What you should do> Tally the lines of the data that include the word "list" and state the total, nothing else.

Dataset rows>
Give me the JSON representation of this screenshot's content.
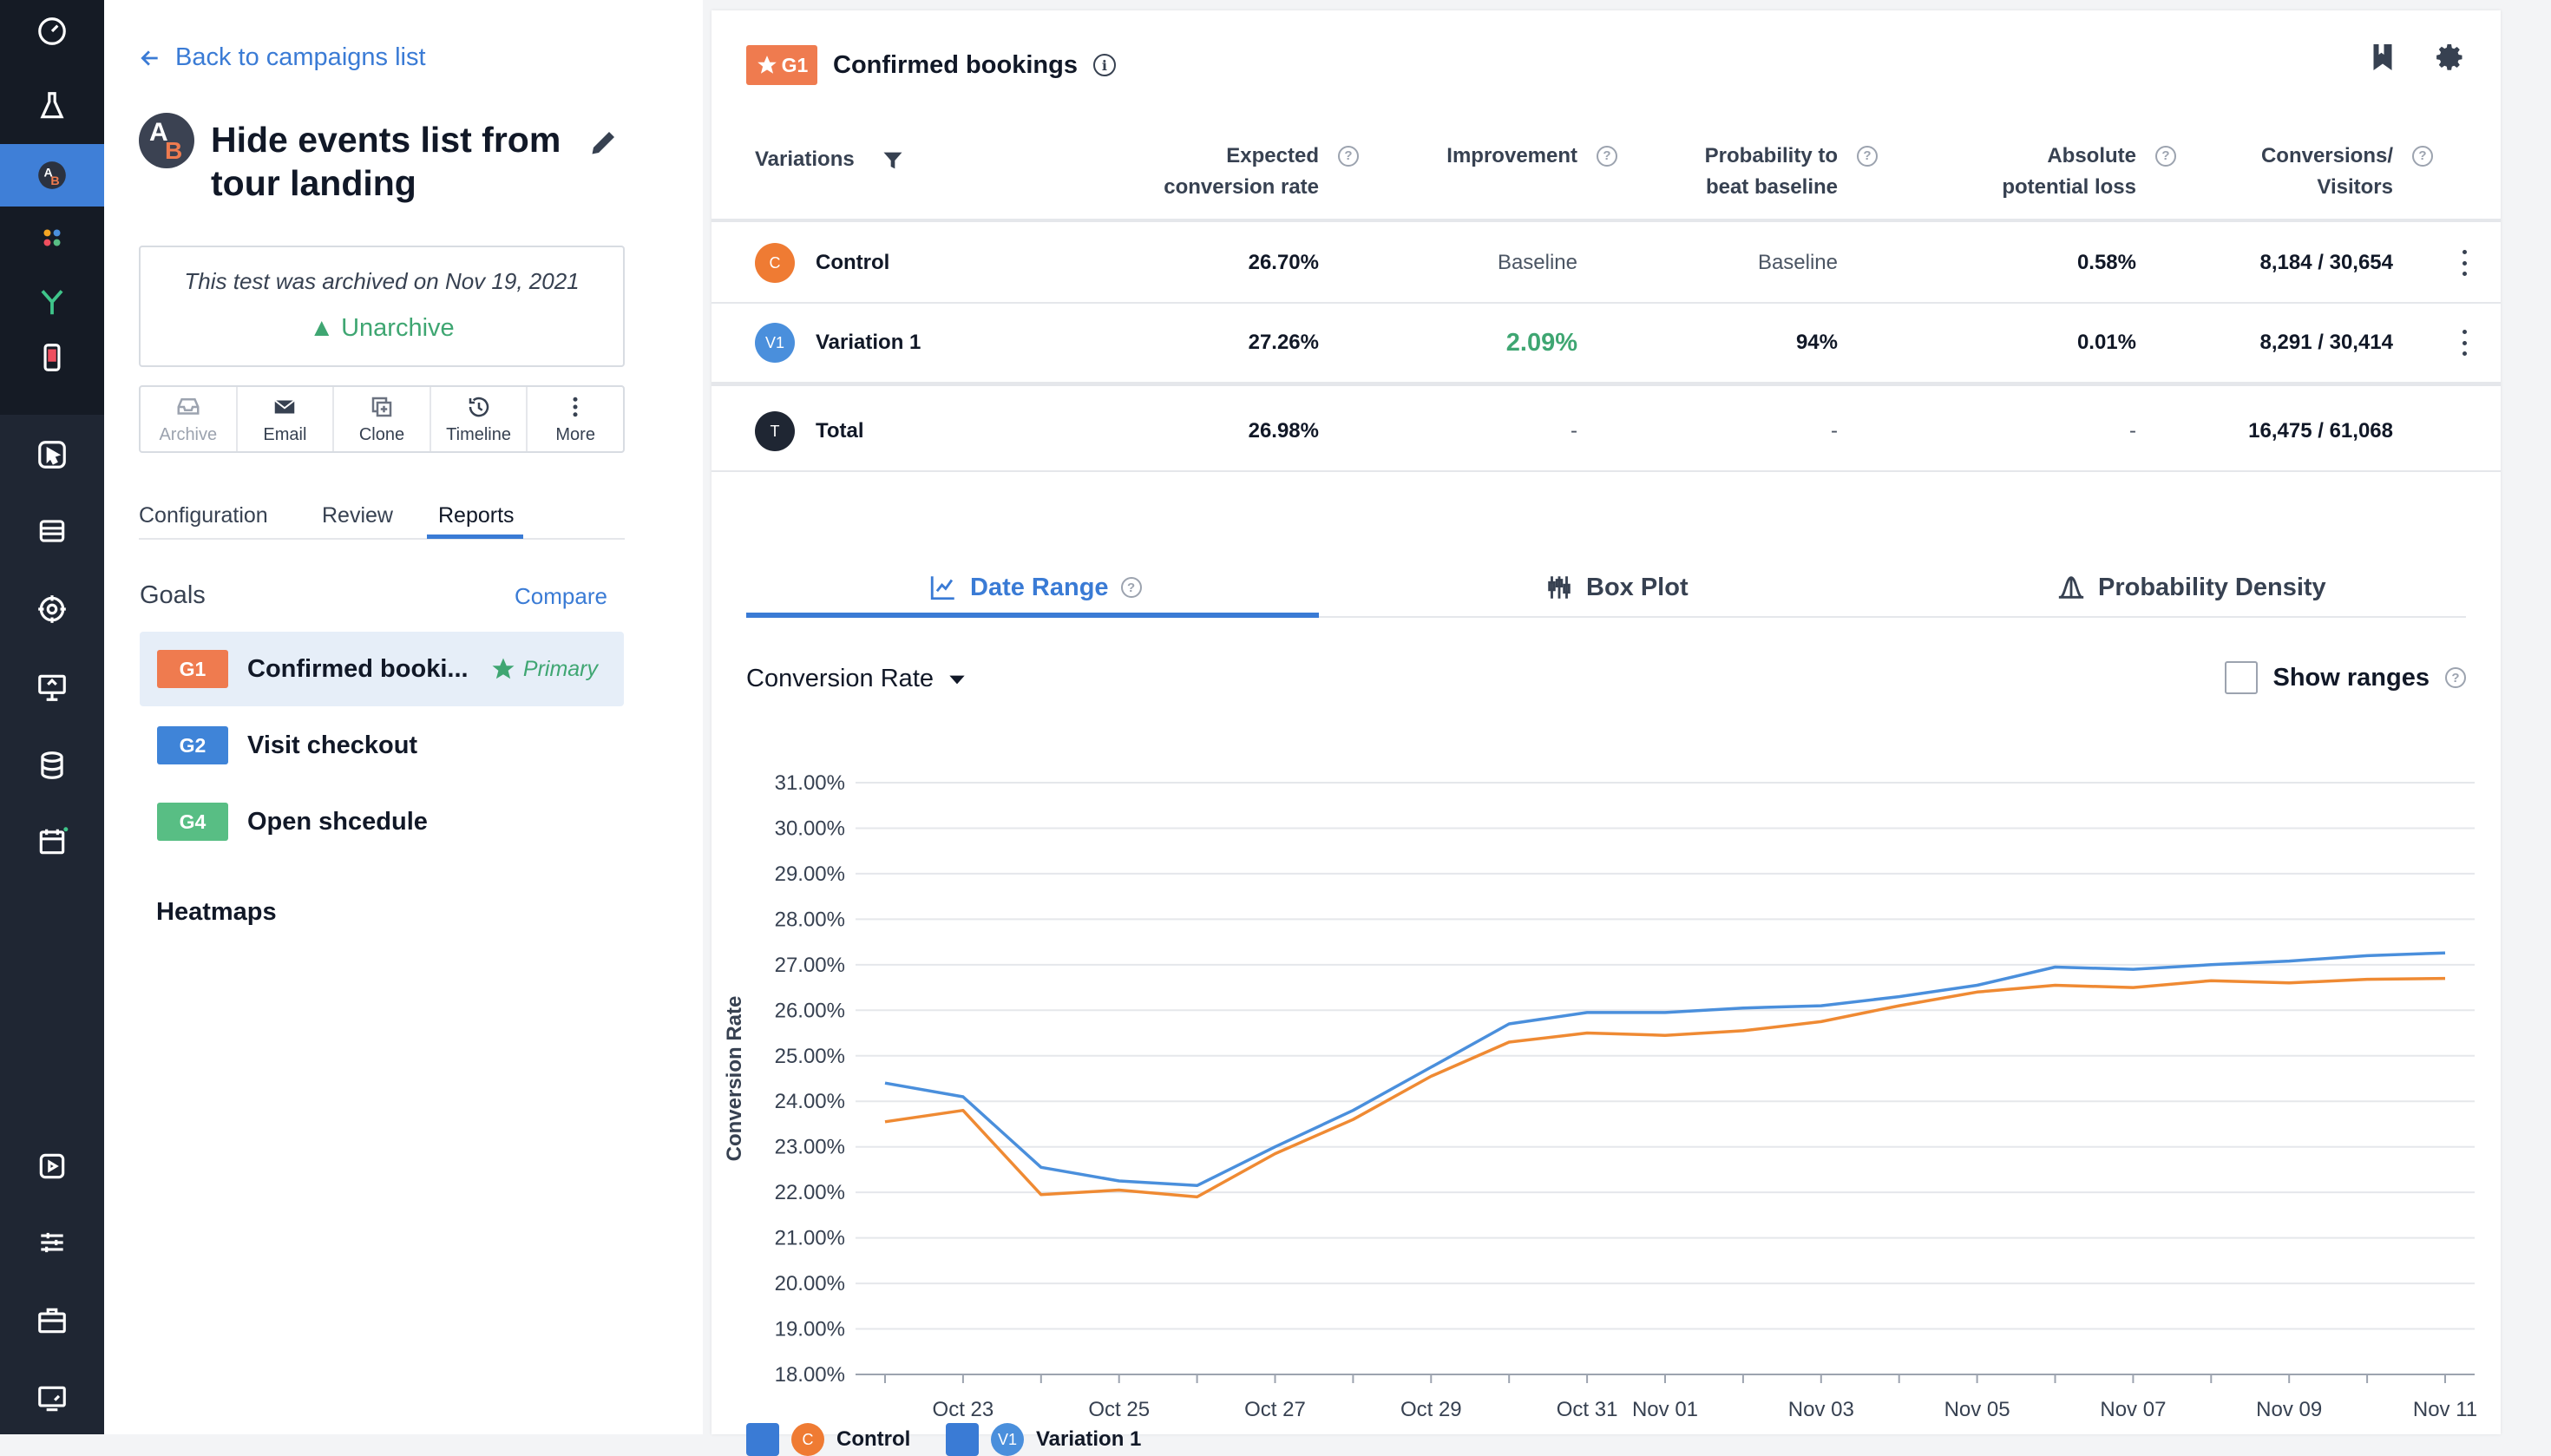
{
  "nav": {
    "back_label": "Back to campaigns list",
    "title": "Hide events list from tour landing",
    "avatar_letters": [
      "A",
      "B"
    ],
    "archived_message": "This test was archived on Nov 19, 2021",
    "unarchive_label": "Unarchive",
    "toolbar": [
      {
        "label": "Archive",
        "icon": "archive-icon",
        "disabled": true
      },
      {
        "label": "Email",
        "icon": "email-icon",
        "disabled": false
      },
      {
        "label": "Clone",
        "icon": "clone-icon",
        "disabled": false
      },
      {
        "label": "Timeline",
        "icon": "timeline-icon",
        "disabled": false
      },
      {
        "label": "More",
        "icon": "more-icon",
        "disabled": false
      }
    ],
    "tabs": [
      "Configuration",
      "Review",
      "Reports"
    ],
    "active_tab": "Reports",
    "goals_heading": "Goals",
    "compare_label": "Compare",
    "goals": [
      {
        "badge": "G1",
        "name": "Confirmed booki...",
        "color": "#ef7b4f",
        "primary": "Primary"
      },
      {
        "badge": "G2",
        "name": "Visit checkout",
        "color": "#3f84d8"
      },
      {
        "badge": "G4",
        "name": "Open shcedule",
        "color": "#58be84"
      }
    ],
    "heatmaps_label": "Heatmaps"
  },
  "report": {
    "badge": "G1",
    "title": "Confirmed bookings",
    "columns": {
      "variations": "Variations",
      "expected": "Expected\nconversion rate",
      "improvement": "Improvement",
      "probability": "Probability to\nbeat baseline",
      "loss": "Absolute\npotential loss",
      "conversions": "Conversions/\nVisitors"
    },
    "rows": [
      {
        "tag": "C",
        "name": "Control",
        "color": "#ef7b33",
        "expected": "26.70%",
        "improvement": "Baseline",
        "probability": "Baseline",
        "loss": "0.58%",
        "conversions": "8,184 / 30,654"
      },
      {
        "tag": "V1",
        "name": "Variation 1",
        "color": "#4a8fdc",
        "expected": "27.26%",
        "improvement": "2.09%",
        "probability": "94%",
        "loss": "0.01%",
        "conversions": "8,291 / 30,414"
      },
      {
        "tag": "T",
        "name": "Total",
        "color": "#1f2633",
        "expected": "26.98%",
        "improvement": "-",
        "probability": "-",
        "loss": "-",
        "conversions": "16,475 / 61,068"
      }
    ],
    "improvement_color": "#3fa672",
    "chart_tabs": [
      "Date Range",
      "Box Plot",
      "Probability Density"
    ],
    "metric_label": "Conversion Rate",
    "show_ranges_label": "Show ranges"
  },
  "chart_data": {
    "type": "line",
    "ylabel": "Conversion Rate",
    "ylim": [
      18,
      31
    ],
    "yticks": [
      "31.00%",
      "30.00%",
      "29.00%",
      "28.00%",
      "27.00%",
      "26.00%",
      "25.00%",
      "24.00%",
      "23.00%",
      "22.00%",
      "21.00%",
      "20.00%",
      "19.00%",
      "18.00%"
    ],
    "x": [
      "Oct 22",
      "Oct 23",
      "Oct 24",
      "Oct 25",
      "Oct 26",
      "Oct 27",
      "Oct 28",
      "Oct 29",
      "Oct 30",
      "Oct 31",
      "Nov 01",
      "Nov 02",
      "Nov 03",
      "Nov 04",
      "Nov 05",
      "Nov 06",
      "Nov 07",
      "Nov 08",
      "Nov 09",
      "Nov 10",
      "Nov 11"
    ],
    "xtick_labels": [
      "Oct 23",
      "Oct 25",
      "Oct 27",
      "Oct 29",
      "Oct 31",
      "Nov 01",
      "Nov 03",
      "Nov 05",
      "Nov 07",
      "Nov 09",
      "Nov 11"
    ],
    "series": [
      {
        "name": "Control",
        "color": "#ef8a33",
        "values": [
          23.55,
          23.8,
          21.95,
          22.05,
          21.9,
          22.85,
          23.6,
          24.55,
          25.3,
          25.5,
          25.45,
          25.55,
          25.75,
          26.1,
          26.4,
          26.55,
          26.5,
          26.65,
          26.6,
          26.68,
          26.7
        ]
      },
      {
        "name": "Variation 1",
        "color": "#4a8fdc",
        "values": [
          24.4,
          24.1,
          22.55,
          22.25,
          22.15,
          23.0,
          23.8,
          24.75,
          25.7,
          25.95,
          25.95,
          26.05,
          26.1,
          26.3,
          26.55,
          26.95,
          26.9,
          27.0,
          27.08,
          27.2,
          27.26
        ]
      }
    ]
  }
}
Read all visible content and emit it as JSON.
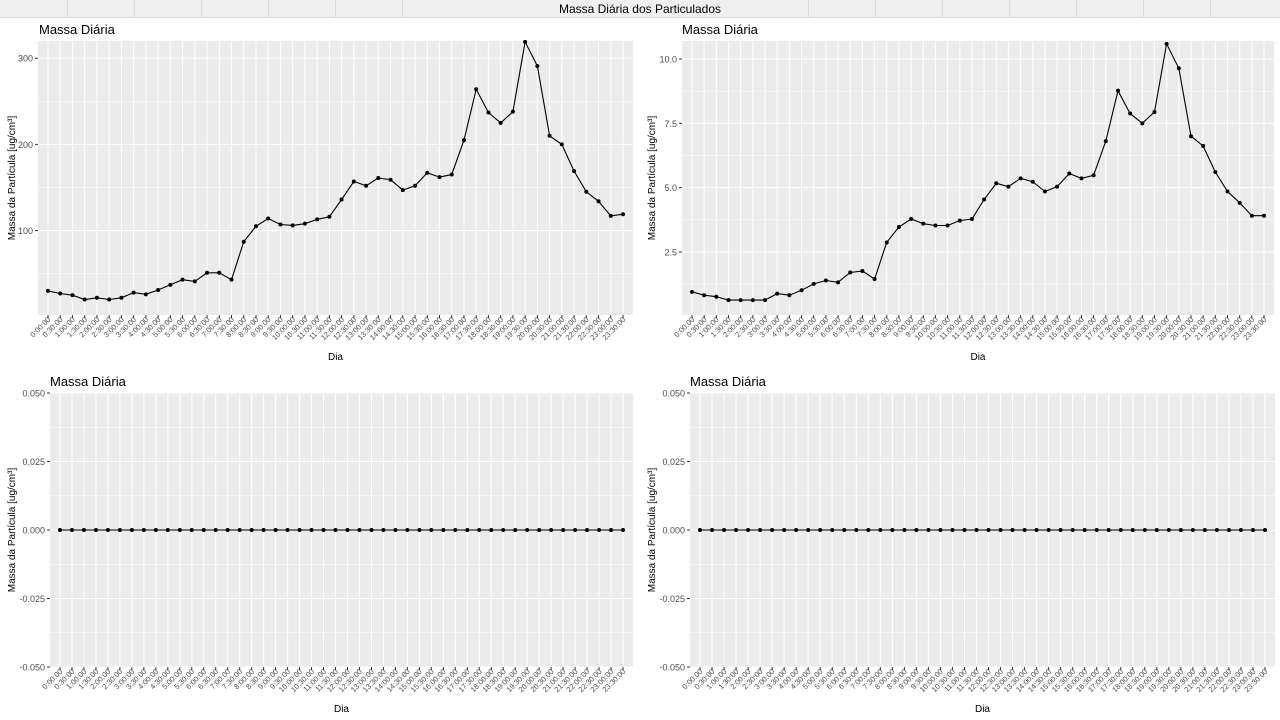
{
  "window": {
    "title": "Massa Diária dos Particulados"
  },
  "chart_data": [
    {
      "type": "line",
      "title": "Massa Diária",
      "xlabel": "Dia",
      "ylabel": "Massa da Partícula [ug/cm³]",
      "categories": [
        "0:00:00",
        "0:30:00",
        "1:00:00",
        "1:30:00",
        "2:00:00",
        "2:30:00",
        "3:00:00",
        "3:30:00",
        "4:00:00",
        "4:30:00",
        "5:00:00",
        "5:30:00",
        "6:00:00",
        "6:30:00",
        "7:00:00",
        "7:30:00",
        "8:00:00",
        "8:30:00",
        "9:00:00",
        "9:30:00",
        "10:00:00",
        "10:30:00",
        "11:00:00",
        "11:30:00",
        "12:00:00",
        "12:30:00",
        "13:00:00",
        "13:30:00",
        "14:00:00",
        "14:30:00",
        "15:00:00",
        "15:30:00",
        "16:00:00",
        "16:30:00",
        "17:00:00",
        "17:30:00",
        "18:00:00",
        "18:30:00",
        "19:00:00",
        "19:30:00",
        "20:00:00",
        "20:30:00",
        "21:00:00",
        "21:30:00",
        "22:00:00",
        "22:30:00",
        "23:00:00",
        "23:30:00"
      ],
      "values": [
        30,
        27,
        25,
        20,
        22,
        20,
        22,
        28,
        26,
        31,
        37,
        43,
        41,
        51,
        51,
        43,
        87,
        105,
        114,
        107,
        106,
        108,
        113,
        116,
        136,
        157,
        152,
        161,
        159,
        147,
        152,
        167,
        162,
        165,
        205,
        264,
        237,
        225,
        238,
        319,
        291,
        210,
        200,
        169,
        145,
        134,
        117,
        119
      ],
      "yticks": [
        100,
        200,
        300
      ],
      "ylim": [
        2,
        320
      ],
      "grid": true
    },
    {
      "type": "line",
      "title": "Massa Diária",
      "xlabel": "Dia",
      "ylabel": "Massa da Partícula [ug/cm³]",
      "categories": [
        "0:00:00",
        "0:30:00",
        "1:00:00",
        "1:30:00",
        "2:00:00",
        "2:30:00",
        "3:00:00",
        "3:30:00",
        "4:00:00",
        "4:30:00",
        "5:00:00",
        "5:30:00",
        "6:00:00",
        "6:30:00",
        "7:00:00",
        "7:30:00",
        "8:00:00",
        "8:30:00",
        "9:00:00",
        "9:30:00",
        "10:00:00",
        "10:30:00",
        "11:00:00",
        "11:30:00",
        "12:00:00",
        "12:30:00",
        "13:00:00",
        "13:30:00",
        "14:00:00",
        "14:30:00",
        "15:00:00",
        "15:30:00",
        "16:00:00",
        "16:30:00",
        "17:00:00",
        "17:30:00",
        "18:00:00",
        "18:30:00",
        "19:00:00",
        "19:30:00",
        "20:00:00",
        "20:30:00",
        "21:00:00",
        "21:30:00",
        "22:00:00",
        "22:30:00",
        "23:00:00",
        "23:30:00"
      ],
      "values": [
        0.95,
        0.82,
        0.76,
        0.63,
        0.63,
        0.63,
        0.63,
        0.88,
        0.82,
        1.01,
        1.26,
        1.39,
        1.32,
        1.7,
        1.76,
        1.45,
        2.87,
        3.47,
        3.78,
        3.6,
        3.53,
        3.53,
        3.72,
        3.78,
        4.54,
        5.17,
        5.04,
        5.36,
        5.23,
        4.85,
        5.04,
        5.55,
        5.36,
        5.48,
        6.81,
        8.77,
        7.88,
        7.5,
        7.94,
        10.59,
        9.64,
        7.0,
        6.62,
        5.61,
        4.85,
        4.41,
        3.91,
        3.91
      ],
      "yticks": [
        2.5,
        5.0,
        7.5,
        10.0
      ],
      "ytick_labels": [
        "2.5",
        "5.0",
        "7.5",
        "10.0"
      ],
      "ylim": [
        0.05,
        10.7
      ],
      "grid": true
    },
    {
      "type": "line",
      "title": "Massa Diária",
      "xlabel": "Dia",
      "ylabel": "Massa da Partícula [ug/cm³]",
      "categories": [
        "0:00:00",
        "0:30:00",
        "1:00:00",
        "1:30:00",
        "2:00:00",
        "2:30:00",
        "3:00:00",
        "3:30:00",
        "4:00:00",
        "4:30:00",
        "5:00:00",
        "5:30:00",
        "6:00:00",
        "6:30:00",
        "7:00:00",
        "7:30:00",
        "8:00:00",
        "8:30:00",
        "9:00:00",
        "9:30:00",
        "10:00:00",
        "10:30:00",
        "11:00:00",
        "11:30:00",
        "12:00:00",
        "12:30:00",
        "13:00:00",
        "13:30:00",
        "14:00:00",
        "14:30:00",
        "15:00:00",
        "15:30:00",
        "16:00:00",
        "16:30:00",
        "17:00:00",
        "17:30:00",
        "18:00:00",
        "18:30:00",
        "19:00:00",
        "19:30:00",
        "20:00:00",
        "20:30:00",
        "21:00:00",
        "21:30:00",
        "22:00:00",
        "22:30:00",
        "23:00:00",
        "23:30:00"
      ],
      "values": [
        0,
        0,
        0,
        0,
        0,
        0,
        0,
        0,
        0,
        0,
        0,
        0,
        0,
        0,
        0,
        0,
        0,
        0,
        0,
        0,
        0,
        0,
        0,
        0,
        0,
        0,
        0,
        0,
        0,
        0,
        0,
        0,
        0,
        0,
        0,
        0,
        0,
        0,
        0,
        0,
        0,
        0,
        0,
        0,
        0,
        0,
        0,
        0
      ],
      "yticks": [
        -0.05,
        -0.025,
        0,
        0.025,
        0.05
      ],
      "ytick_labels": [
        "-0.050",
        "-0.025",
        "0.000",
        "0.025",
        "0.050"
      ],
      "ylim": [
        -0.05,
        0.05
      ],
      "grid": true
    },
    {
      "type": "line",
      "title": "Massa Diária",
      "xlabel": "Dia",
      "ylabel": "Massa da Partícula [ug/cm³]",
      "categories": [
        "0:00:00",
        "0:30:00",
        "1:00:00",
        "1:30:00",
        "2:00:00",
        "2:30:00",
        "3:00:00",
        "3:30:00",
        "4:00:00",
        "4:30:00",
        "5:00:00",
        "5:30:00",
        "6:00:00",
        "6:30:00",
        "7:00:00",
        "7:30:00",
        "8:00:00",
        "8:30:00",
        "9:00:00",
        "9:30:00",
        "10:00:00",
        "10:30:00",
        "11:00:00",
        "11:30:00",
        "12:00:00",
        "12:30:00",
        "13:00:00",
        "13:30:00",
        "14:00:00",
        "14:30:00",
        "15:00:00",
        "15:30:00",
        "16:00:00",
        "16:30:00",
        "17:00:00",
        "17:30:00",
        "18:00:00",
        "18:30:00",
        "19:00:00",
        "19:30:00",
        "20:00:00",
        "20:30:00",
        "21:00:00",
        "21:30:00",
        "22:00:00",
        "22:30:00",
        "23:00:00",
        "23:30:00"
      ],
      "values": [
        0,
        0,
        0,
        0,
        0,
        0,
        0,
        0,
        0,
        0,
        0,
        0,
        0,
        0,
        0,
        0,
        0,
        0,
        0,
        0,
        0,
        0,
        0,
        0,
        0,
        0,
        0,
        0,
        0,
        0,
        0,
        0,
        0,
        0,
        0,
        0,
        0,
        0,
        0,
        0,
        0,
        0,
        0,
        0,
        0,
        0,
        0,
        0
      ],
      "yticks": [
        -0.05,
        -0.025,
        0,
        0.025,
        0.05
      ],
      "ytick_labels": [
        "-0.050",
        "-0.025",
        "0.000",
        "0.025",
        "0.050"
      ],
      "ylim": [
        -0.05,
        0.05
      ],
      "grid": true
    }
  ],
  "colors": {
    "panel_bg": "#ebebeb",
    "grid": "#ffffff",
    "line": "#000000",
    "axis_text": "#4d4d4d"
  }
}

Expected answer> 2